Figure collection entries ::

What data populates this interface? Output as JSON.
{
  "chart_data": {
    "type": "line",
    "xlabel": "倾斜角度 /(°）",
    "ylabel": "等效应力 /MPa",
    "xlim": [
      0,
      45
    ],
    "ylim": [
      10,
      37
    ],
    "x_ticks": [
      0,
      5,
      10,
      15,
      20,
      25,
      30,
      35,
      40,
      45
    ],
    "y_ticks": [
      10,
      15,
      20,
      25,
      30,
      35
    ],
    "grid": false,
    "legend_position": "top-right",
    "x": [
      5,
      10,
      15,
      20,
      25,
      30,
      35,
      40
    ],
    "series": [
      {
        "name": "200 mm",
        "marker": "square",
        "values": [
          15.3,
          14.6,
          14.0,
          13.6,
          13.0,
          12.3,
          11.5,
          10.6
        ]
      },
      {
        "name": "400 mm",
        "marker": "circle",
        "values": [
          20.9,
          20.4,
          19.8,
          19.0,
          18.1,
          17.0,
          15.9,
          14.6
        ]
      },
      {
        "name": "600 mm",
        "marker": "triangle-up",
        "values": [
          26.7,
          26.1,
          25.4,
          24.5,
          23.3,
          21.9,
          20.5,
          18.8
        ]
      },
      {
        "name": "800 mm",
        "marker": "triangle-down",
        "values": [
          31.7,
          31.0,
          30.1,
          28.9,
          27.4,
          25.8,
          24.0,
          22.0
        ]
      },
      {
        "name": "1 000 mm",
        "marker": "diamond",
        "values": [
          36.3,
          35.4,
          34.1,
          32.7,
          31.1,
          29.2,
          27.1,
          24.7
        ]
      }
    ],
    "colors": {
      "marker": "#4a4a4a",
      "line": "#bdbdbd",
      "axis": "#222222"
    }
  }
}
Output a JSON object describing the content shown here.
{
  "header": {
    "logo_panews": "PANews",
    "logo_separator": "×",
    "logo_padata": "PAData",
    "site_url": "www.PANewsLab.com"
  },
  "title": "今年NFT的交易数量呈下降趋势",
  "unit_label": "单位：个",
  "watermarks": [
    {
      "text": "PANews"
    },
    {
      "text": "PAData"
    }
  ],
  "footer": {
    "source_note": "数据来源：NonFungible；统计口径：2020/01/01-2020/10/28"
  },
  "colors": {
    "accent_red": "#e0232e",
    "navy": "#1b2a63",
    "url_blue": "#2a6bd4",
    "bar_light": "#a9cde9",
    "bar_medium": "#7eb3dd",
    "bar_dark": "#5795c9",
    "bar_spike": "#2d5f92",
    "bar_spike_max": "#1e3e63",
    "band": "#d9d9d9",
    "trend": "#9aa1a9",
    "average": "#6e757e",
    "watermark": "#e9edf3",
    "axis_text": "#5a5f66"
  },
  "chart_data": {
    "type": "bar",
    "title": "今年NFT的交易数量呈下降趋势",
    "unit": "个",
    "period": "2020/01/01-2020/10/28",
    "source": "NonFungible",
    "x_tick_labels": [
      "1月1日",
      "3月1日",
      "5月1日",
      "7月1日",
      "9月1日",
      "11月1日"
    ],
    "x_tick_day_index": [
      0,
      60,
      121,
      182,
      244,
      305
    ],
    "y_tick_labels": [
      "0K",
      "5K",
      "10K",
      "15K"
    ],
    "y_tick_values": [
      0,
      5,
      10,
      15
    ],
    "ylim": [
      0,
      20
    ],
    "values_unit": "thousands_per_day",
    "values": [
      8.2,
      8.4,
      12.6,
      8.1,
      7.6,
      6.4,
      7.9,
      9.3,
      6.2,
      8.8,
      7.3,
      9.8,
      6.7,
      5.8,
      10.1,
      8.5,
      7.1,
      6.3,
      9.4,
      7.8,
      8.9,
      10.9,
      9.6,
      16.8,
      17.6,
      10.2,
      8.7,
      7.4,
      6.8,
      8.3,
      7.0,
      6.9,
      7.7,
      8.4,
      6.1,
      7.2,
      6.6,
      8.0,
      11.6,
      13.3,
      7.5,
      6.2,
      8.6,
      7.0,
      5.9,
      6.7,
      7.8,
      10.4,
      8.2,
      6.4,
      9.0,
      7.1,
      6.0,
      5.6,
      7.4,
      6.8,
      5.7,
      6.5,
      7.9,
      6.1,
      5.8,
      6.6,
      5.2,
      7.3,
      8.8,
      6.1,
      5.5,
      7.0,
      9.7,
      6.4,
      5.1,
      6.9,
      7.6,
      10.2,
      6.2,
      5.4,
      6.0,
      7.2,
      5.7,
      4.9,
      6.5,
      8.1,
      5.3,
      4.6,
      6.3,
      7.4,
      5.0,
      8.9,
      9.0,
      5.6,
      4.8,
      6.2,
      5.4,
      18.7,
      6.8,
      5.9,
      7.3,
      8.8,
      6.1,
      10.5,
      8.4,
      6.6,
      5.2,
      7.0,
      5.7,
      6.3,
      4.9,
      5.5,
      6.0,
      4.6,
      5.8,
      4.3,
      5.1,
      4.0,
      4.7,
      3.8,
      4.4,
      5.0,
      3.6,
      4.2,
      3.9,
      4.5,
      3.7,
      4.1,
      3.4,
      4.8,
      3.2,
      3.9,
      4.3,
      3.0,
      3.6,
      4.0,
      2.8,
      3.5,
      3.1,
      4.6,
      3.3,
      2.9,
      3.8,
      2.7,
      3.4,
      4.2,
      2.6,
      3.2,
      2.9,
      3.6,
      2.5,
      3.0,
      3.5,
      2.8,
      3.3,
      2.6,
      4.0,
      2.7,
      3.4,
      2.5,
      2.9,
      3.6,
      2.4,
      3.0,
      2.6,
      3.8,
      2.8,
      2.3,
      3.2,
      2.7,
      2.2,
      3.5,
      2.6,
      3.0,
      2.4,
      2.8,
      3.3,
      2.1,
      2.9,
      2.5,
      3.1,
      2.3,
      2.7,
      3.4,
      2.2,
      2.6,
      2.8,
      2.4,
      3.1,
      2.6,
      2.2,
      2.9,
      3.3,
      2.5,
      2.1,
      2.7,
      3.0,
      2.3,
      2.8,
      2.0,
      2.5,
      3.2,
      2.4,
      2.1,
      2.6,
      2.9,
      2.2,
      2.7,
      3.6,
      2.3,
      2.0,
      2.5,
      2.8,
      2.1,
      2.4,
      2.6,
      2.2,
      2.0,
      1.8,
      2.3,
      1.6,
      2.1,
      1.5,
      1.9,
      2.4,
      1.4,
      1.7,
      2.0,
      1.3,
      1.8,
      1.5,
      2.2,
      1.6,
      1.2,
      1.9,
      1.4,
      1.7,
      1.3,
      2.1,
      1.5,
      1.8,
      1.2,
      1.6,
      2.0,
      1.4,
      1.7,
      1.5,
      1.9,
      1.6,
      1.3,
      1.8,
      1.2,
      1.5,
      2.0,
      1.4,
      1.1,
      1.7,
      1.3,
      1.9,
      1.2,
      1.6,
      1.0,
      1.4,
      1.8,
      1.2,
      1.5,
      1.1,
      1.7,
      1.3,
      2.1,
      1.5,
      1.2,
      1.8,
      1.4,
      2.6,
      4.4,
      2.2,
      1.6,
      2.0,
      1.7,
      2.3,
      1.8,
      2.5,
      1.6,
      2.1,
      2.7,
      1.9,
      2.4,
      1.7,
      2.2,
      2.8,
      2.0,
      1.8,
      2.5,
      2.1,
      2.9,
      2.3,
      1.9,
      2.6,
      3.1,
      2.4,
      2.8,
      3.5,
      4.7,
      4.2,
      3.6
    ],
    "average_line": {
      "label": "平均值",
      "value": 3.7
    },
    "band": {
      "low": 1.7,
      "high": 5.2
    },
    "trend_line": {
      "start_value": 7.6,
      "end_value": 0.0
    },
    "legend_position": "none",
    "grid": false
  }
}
---
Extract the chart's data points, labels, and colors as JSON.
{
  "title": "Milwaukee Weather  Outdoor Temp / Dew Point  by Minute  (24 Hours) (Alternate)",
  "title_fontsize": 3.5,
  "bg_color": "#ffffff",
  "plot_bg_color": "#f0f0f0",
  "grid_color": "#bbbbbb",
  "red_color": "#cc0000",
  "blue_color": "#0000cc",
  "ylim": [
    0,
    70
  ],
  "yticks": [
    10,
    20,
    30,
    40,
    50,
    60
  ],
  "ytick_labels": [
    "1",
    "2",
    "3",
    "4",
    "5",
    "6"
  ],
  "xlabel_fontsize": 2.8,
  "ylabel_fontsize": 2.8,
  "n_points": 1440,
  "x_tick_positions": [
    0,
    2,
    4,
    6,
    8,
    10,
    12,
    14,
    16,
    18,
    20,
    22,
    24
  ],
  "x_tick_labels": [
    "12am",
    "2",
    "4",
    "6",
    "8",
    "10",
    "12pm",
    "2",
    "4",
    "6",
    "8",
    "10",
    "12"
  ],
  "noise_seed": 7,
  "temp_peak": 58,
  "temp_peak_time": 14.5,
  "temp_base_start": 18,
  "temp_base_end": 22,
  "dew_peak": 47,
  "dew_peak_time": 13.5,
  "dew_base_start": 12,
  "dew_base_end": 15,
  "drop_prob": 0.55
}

Requirements ::
Return every line of the preceding records in which the word "Output" appears.

Response to the exercise ::
What data populates this interface? Output as JSON.
Output a JSON object describing the content shown here.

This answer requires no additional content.